Fragmento de texto:
▽

Dreyer ignoró que las bandas sonoras no solo no excluyen la posibilidad de inmersión en una trama, sino que con frecuencia la promueven, y de qué manera. No obstante, deduzco que era tal su fe en la pulcritud de sus imágenes que interpretaba corrosivo todo añadido sonoro. En caso de ser así, hay en “La pasión de Juana de Arco” toda una lección para los cineastas posteriores y muy especialmente para la figura de cineasta-androide que en la actualidad nos invade: lo visual debe hablar por sí mismo; si su enorme debilidad obliga a que los instantes de terror, alegría o desgracia estén basados principalmente en el efectismo de una banda sonora, malo.

¿Y habla en esta película lo visual por sí mismo? Sí, por supuesto. De hecho habría que preguntarse: ¿ha vuelto a hablar lo visual por sí mismo de una manera tan sobrenatural? También, lo que no es óbice para afirmar que seguimos estando ante una obra excepcional; ante una obra en la que yo diviso a Eisenstein, por su querencia -algo más diluida- por los primeros planos (con modelos contrarrevolucionarios que, en su cinismo y frivolidad, no distan mucho de los teólogos y juristas que se tiran sobre Juana de Arco) y por su concepción del papel del montaje como agente simbólico además de cómo fundamento narrativo (“El montaje es el arte de expresar y de significar mediante la relación de dos planos yuxtapuestos”), aspecto este último en el que Dreyer va profundizando a lo largo de la cinta, culminando el colosal trabajo de montaje con la escena final de la hoguera; ante una obra en la que -ahora sí- la cámara ejecuta un sinfín de movimientos, a modo de travelling lateral, rotando sobre su propio eje (desde lo alto de la puerta), y, por supuesto, acercándose frenéticamente a los personajes, aplicando un catálogo de desplazamientos único para la fecha; y, para terminar, ante una obra de rostros en la que éstos lo son todo, en la que Dreyer consigue trasladar a la pantalla cuanto una mirada puede expresar, el éxtasis de unos ojos en los que no puede residir otra cosa que no sea la máxima demencia o la máxima espiritualidad.

△

Entradas extraídas:
▽

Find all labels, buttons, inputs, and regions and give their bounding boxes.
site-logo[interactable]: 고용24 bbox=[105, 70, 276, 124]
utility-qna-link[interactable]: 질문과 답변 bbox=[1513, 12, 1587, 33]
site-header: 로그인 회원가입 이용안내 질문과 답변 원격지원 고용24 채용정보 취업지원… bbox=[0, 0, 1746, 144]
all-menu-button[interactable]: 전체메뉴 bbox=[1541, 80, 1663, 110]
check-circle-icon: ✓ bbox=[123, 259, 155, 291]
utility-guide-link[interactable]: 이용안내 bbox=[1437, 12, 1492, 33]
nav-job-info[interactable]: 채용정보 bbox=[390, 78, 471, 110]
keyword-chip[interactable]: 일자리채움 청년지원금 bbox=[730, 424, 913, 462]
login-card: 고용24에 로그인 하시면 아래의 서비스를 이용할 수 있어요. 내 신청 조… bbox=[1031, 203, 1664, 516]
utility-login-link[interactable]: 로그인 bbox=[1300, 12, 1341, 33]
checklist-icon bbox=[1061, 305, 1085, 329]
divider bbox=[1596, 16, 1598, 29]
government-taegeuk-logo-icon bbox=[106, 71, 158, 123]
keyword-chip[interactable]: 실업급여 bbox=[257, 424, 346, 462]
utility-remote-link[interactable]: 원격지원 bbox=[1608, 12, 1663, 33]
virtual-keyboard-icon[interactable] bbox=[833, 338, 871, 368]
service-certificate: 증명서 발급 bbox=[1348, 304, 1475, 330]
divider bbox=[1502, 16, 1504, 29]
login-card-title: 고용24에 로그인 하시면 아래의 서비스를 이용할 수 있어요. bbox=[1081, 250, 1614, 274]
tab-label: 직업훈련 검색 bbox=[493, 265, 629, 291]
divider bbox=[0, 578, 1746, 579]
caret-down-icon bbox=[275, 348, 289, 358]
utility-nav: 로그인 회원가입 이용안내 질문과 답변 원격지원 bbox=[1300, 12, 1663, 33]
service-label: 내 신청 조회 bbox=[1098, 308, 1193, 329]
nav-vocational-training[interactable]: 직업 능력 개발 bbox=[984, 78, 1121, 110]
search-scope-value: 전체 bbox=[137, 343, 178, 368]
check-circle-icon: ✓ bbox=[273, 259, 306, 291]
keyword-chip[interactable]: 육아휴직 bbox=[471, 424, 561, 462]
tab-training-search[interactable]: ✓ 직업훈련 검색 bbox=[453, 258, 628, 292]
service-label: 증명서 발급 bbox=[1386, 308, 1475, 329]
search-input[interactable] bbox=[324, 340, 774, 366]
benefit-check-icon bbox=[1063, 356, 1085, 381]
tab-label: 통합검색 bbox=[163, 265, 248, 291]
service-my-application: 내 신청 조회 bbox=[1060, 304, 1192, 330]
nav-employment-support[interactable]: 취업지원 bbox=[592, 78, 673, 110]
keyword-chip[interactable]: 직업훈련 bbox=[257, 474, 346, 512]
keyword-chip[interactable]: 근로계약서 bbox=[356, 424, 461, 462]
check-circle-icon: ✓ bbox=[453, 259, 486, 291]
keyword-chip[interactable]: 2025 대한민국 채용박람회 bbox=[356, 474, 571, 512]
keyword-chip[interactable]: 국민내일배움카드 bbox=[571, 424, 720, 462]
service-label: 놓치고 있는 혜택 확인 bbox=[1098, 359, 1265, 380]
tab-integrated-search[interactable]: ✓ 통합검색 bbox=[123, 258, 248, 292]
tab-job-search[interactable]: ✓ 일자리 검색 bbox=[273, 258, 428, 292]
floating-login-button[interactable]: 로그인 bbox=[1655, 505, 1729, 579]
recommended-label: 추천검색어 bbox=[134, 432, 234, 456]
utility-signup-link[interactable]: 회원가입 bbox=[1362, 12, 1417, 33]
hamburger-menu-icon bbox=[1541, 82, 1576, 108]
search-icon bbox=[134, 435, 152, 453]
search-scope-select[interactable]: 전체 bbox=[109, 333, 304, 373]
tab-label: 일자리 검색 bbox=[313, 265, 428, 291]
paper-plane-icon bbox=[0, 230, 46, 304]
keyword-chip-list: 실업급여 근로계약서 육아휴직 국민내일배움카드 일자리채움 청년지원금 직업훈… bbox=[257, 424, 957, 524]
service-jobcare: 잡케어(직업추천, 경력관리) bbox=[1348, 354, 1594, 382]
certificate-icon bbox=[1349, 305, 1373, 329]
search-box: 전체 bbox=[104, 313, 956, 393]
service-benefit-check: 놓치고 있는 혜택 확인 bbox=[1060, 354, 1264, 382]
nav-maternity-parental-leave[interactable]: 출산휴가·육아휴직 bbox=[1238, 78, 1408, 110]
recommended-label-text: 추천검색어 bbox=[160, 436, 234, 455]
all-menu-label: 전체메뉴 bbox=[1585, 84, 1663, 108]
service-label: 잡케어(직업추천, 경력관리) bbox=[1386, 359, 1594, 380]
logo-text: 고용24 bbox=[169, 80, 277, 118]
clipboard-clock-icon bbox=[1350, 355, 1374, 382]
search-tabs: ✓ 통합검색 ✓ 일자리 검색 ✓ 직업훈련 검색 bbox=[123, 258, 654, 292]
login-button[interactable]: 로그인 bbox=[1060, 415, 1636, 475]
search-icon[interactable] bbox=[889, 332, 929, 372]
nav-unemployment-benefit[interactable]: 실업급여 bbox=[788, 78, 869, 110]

△

Tarea A: ¿Qué movimientos de cámara enumera el fragmento de texto al describir «La pasión de Juana de Arco»? Indícalos todos.
Tarea B: Según el fragmento de texto, ¿con qué escena culmina Dreyer el trabajo de montaje de la película?
Tarea C: Reproduce del fragmento de texto todo lo que va desde "Dreyer ignoró que" hasta "banda sonora, malo.".

Respuesta final A:
- A modo de travelling lateral
- Rotando sobre su propio eje (desde lo alto de la puerta)
- Acercándose frenéticamente a los personajes

Respuesta final B: Con la escena final de la hoguera.

Respuesta final C:
Dreyer ignoró que las bandas sonoras no solo no excluyen la posibilidad de inmersión en una trama, sino que con frecuencia la promueven, y de qué manera. No obstante, deduzco que era tal su fe en la pulcritud de sus imágenes que interpretaba corrosivo todo añadido sonoro. En caso de ser así, hay en “La pasión de Juana de Arco” toda una lección para los cineastas posteriores y muy especialmente para la figura de cineasta-androide que en la actualidad nos invade: lo visual debe hablar por sí mismo; si su enorme debilidad obliga a que los instantes de terror, alegría o desgracia estén basados principalmente en el efectismo de una banda sonora, malo.